* **Instructions to follow**
Gather all lines in the entries below that include the word "összművészeti".

═══

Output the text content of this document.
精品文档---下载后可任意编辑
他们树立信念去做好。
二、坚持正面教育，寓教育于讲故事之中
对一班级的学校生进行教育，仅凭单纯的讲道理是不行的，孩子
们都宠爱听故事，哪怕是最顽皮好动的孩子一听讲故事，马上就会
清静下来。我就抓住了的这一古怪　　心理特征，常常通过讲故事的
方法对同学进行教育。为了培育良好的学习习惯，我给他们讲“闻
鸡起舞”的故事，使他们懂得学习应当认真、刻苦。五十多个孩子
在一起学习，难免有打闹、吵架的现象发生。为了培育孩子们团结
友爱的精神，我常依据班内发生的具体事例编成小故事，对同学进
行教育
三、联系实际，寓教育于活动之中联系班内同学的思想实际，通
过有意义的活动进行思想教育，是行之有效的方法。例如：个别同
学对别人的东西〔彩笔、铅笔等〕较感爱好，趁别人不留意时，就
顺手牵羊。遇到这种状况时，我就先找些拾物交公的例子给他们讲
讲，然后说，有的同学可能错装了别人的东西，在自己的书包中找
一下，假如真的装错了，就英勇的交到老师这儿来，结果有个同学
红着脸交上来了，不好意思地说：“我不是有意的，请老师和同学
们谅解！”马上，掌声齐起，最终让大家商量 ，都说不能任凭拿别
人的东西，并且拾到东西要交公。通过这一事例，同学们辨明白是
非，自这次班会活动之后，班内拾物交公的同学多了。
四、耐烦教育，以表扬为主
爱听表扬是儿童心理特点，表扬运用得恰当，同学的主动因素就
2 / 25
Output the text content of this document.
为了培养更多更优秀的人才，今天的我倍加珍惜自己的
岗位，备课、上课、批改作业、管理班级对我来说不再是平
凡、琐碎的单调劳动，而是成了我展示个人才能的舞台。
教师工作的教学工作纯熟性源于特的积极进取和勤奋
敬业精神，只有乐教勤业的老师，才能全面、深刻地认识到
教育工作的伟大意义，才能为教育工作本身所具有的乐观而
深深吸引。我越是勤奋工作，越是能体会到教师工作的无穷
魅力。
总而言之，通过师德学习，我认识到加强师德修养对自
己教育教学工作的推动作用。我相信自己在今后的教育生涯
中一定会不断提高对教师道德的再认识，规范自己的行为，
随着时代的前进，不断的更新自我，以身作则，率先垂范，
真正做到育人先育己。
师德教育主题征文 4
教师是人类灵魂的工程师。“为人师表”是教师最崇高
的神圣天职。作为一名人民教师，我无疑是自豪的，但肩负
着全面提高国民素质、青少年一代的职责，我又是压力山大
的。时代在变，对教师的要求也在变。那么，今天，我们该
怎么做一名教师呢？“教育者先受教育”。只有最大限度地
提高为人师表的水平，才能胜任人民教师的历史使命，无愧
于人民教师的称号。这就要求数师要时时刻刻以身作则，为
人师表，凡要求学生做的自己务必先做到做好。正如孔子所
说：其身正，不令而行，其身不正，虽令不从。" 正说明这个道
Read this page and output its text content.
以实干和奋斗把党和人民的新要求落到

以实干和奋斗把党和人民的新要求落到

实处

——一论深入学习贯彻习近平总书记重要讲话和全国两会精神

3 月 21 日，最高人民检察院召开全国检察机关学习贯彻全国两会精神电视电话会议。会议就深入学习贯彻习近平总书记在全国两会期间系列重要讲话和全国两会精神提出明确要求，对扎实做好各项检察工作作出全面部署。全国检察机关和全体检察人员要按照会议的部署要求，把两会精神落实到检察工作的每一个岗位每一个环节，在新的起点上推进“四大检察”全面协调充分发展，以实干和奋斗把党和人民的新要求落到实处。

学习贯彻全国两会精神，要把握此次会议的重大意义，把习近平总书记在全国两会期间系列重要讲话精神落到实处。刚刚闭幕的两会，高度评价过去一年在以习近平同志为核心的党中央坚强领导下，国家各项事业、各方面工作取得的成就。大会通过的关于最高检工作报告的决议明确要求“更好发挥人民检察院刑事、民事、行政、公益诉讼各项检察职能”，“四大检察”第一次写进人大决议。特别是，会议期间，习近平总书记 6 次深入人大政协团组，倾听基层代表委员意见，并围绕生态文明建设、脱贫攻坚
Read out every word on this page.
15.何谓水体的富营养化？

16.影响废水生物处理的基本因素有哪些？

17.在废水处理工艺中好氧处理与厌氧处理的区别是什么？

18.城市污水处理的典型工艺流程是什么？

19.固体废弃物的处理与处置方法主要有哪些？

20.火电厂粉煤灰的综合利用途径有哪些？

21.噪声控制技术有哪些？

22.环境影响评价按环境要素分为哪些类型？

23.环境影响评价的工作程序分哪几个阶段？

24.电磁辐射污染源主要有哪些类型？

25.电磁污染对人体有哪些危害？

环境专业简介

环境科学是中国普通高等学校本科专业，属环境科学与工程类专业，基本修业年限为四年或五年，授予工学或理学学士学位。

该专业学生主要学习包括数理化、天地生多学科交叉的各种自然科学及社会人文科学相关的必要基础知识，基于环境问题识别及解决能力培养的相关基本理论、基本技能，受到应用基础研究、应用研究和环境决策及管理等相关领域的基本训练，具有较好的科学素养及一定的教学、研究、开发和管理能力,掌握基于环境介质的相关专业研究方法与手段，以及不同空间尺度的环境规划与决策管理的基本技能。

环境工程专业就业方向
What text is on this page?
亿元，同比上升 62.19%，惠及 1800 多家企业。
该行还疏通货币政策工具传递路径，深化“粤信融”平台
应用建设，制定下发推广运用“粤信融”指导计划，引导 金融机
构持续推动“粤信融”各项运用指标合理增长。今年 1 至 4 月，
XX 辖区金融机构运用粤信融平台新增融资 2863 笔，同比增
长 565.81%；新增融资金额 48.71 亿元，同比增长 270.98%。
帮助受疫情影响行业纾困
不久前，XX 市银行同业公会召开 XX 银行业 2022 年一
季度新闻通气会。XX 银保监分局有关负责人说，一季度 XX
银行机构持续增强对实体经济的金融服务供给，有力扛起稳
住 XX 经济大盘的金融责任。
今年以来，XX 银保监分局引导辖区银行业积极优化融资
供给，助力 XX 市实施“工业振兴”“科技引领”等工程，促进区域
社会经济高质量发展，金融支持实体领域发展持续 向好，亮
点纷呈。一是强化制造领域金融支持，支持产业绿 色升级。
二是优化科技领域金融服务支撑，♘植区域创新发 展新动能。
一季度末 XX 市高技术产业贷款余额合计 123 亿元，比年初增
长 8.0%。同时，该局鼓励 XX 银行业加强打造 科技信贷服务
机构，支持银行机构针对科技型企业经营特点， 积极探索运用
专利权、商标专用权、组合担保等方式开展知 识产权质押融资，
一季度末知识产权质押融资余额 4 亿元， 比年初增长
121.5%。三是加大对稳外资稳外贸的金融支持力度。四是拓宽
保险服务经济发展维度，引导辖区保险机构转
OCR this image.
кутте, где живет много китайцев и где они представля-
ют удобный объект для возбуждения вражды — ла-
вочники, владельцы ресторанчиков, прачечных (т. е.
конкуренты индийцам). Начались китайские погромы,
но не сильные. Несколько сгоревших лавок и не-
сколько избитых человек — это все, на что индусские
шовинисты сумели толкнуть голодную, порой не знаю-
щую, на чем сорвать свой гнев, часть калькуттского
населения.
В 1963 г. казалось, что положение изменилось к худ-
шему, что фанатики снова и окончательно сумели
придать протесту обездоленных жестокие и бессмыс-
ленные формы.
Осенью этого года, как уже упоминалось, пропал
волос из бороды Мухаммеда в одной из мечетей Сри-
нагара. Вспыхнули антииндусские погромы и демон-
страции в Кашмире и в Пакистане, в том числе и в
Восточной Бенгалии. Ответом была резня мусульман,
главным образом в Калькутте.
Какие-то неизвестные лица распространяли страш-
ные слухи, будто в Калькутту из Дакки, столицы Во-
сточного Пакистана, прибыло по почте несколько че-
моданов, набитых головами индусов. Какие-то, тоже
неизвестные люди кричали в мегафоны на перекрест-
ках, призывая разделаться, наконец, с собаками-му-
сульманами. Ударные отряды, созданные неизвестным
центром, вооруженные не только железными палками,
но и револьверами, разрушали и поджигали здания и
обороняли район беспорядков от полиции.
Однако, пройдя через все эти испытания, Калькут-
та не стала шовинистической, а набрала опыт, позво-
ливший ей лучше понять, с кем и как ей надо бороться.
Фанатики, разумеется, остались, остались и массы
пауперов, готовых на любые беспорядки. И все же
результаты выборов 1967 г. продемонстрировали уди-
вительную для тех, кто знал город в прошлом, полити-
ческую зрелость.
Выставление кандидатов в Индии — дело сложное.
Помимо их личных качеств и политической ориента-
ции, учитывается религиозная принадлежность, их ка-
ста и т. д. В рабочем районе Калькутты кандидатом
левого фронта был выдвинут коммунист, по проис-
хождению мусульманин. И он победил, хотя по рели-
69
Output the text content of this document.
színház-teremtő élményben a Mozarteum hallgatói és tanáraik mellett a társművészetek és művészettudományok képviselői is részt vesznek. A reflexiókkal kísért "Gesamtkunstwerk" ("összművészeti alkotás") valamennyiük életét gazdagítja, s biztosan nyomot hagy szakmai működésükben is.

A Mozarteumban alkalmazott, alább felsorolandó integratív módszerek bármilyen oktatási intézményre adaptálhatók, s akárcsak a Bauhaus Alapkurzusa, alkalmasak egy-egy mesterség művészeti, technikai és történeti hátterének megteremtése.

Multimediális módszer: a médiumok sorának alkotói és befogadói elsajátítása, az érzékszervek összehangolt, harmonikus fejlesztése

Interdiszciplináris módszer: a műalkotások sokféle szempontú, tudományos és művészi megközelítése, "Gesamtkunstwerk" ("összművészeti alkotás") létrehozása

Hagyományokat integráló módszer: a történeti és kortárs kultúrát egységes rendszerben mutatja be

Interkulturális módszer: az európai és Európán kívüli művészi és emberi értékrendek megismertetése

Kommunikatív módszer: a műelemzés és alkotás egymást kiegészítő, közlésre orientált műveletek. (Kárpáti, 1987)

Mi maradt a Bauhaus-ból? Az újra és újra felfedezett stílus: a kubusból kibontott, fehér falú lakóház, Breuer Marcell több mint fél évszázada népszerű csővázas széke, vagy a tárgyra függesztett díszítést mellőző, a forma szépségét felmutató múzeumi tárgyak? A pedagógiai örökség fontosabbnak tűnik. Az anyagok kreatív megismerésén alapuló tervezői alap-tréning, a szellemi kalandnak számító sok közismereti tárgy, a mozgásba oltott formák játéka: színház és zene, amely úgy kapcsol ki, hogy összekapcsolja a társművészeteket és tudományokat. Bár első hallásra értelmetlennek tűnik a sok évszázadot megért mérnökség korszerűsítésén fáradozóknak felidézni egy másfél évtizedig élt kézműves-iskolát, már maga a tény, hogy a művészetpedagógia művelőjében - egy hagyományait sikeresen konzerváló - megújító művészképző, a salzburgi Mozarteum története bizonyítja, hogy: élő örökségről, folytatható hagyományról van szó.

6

═══

* **Response to this task**
színház-teremtő élményben a Mozarteum hallgatói és tanáraik mellett a társművészetek és művészettudományok képviselői is részt vesznek. A reflexiókkal kísért "Gesamtkunstwerk" ("összművészeti alkotás") valamennyiük életét gazdagítja, s biztosan nyomot hagy szakmai működésükben is.
Interdiszciplináris módszer: a műalkotások sokféle szempontú, tudományos és művészi megközelítése, "Gesamtkunstwerk" ("összművészeti alkotás") létrehozása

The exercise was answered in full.